**SUPPLIED RECORDS:**
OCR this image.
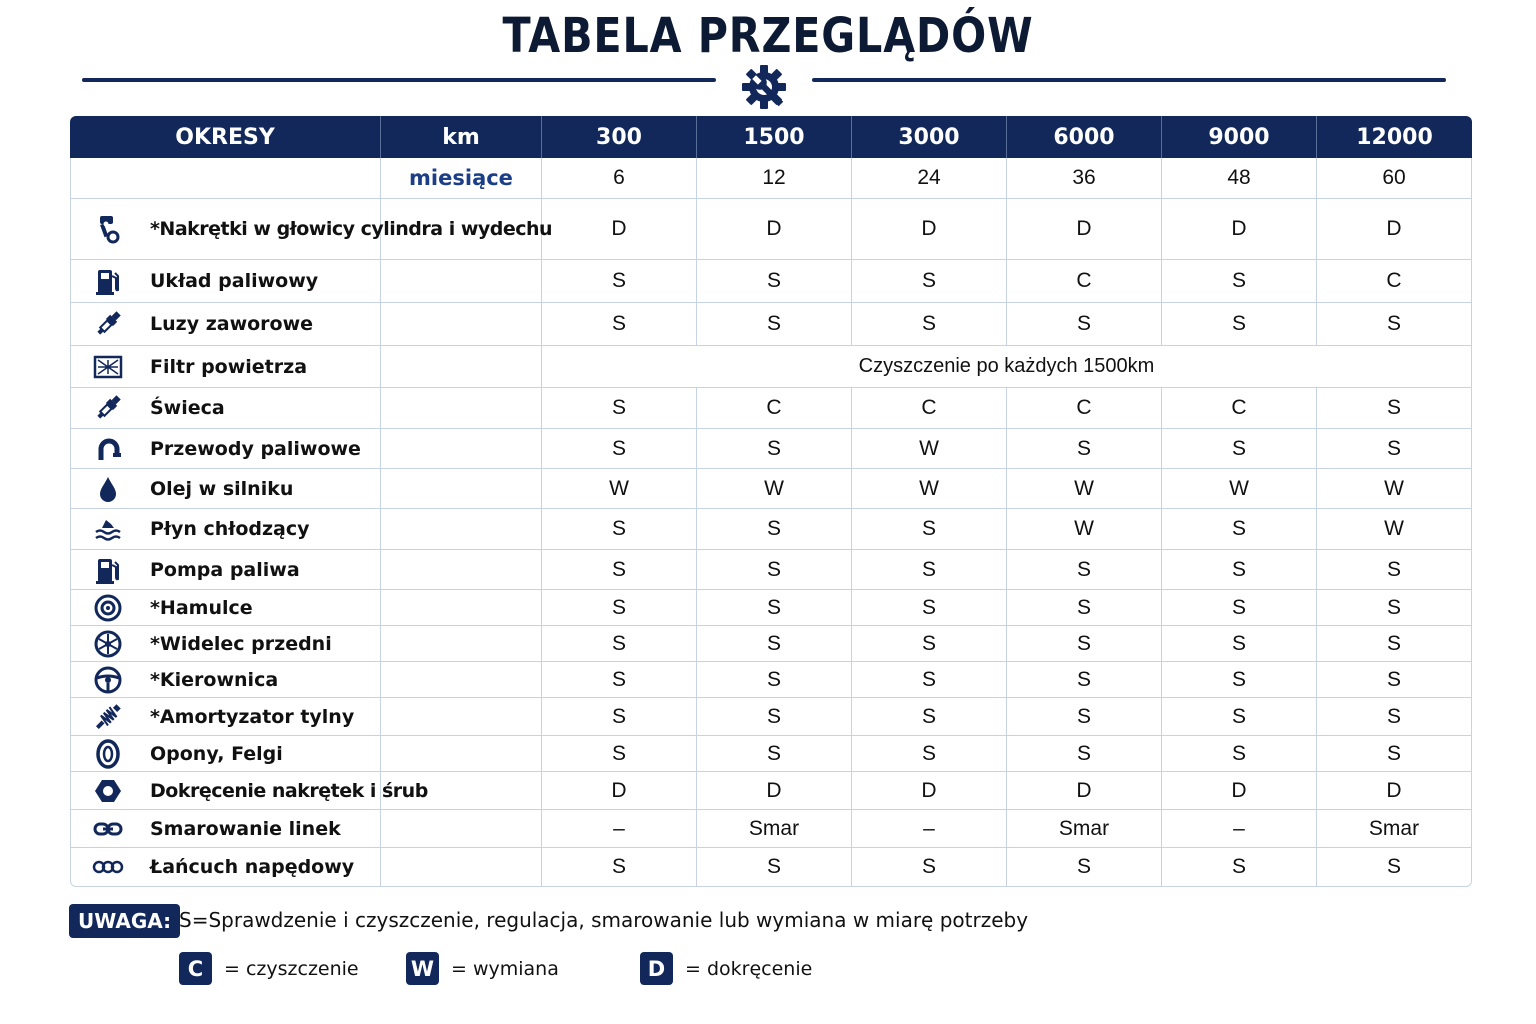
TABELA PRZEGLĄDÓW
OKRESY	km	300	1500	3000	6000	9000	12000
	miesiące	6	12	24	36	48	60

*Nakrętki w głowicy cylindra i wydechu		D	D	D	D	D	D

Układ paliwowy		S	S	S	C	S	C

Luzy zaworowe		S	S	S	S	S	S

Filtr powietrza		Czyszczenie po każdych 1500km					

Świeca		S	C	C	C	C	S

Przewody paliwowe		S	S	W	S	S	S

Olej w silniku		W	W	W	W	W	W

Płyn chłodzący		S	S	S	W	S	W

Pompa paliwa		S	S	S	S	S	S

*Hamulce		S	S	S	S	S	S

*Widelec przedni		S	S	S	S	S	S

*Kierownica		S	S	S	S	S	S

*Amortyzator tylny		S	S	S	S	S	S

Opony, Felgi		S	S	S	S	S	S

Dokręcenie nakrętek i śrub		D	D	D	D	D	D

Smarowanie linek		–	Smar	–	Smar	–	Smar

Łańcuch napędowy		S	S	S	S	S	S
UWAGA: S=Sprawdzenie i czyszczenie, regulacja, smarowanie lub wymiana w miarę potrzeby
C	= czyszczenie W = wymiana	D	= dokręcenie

**WHAT TO PRODUCE:** Leave the pictures out and copy the rest of the data exactly.

**FULL SOLUTION:**
OCR this image.
TABELA PRZEGLĄDÓW
OKRESY	km	300	1500	3000	6000	9000	12000
	miesiące	6	12	24	36	48	60

*Nakrętki w głowicy cylindra i wydechu		D	D	D	D	D	D

Układ paliwowy		S	S	S	C	S	C

Luzy zaworowe		S	S	S	S	S	S

Filtr powietrza		Czyszczenie po każdych 1500km					

Świeca		S	C	C	C	C	S

Przewody paliwowe		S	S	W	S	S	S

Olej w silniku		W	W	W	W	W	W

Płyn chłodzący		S	S	S	W	S	W

Pompa paliwa		S	S	S	S	S	S

*Hamulce		S	S	S	S	S	S

*Widelec przedni		S	S	S	S	S	S

*Kierownica		S	S	S	S	S	S

*Amortyzator tylny		S	S	S	S	S	S

Opony, Felgi		S	S	S	S	S	S

Dokręcenie nakrętek i śrub		D	D	D	D	D	D

Smarowanie linek		–	Smar	–	Smar	–	Smar

Łańcuch napędowy		S	S	S	S	S	S
UWAGA: S=Sprawdzenie i czyszczenie, regulacja, smarowanie lub wymiana w miarę potrzeby
C	= czyszczenie W = wymiana	D	= dokręcenie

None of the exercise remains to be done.